**Aim**. What follows is a listing; give it again exactly, in its entirety.

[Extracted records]
--------------------
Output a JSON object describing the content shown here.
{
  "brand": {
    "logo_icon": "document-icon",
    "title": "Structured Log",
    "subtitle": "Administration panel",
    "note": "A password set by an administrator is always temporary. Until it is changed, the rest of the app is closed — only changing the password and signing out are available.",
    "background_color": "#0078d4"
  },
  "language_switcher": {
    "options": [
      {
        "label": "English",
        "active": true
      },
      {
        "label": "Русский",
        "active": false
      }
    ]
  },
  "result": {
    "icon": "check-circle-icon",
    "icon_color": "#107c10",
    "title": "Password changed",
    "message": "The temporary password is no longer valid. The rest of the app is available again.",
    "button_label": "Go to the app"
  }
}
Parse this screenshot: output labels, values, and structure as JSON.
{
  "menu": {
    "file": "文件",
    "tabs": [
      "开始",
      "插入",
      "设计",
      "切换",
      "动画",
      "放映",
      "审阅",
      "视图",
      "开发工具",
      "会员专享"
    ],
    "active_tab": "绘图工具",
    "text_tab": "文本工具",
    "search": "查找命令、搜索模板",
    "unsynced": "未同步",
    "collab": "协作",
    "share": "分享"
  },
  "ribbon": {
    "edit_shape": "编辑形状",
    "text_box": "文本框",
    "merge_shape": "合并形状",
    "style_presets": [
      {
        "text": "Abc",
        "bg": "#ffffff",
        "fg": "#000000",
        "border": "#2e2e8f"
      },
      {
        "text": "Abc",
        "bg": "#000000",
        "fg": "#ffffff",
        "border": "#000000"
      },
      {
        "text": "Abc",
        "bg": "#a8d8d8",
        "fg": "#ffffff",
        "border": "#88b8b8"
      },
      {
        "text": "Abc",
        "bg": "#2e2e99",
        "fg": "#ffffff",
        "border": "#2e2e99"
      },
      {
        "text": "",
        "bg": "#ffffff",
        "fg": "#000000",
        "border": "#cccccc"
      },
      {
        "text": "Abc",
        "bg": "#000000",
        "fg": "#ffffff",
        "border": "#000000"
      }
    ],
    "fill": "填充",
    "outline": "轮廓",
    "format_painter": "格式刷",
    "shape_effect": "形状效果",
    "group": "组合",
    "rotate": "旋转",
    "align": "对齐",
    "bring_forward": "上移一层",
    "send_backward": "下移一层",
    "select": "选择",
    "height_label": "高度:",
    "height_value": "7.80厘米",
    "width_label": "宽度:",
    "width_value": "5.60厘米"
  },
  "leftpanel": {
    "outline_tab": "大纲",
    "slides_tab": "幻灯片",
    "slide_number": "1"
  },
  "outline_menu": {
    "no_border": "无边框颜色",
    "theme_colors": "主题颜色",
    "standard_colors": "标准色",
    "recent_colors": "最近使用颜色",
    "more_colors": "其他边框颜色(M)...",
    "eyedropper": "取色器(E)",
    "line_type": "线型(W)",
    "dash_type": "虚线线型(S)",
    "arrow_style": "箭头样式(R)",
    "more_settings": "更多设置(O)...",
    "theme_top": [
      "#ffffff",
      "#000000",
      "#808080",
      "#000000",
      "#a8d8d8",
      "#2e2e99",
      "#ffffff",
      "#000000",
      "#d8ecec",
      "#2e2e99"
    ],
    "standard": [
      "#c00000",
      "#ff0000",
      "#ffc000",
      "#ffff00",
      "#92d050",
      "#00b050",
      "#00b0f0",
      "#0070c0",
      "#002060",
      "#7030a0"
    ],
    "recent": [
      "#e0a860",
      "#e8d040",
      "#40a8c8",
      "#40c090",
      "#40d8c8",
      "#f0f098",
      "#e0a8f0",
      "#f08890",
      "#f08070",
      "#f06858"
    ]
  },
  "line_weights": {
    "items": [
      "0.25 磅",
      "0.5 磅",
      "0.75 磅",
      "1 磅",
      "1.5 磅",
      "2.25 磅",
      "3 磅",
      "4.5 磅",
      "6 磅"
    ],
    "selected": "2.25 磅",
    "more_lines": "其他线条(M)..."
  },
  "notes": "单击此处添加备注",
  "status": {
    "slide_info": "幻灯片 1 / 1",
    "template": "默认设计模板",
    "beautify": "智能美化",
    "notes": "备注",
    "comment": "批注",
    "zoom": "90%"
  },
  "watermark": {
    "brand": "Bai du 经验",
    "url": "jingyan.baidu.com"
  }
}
--------------------
**Result of this exercise**.
Output a JSON object describing the content shown here.
{
  "brand": {
    "logo_icon": "document-icon",
    "title": "Structured Log",
    "subtitle": "Administration panel",
    "note": "A password set by an administrator is always temporary. Until it is changed, the rest of the app is closed — only changing the password and signing out are available.",
    "background_color": "#0078d4"
  },
  "language_switcher": {
    "options": [
      {
        "label": "English",
        "active": true
      },
      {
        "label": "Русский",
        "active": false
      }
    ]
  },
  "result": {
    "icon": "check-circle-icon",
    "icon_color": "#107c10",
    "title": "Password changed",
    "message": "The temporary password is no longer valid. The rest of the app is available again.",
    "button_label": "Go to the app"
  }
}
Parse this screenshot: output labels, values, and structure as JSON.
{
  "menu": {
    "file": "文件",
    "tabs": [
      "开始",
      "插入",
      "设计",
      "切换",
      "动画",
      "放映",
      "审阅",
      "视图",
      "开发工具",
      "会员专享"
    ],
    "active_tab": "绘图工具",
    "text_tab": "文本工具",
    "search": "查找命令、搜索模板",
    "unsynced": "未同步",
    "collab": "协作",
    "share": "分享"
  },
  "ribbon": {
    "edit_shape": "编辑形状",
    "text_box": "文本框",
    "merge_shape": "合并形状",
    "style_presets": [
      {
        "text": "Abc",
        "bg": "#ffffff",
        "fg": "#000000",
        "border": "#2e2e8f"
      },
      {
        "text": "Abc",
        "bg": "#000000",
        "fg": "#ffffff",
        "border": "#000000"
      },
      {
        "text": "Abc",
        "bg": "#a8d8d8",
        "fg": "#ffffff",
        "border": "#88b8b8"
      },
      {
        "text": "Abc",
        "bg": "#2e2e99",
        "fg": "#ffffff",
        "border": "#2e2e99"
      },
      {
        "text": "",
        "bg": "#ffffff",
        "fg": "#000000",
        "border": "#cccccc"
      },
      {
        "text": "Abc",
        "bg": "#000000",
        "fg": "#ffffff",
        "border": "#000000"
      }
    ],
    "fill": "填充",
    "outline": "轮廓",
    "format_painter": "格式刷",
    "shape_effect": "形状效果",
    "group": "组合",
    "rotate": "旋转",
    "align": "对齐",
    "bring_forward": "上移一层",
    "send_backward": "下移一层",
    "select": "选择",
    "height_label": "高度:",
    "height_value": "7.80厘米",
    "width_label": "宽度:",
    "width_value": "5.60厘米"
  },
  "leftpanel": {
    "outline_tab": "大纲",
    "slides_tab": "幻灯片",
    "slide_number": "1"
  },
  "outline_menu": {
    "no_border": "无边框颜色",
    "theme_colors": "主题颜色",
    "standard_colors": "标准色",
    "recent_colors": "最近使用颜色",
    "more_colors": "其他边框颜色(M)...",
    "eyedropper": "取色器(E)",
    "line_type": "线型(W)",
    "dash_type": "虚线线型(S)",
    "arrow_style": "箭头样式(R)",
    "more_settings": "更多设置(O)...",
    "theme_top": [
      "#ffffff",
      "#000000",
      "#808080",
      "#000000",
      "#a8d8d8",
      "#2e2e99",
      "#ffffff",
      "#000000",
      "#d8ecec",
      "#2e2e99"
    ],
    "standard": [
      "#c00000",
      "#ff0000",
      "#ffc000",
      "#ffff00",
      "#92d050",
      "#00b050",
      "#00b0f0",
      "#0070c0",
      "#002060",
      "#7030a0"
    ],
    "recent": [
      "#e0a860",
      "#e8d040",
      "#40a8c8",
      "#40c090",
      "#40d8c8",
      "#f0f098",
      "#e0a8f0",
      "#f08890",
      "#f08070",
      "#f06858"
    ]
  },
  "line_weights": {
    "items": [
      "0.25 磅",
      "0.5 磅",
      "0.75 磅",
      "1 磅",
      "1.5 磅",
      "2.25 磅",
      "3 磅",
      "4.5 磅",
      "6 磅"
    ],
    "selected": "2.25 磅",
    "more_lines": "其他线条(M)..."
  },
  "notes": "单击此处添加备注",
  "status": {
    "slide_info": "幻灯片 1 / 1",
    "template": "默认设计模板",
    "beautify": "智能美化",
    "notes": "备注",
    "comment": "批注",
    "zoom": "90%"
  },
  "watermark": {
    "brand": "Bai du 经验",
    "url": "jingyan.baidu.com"
  }
}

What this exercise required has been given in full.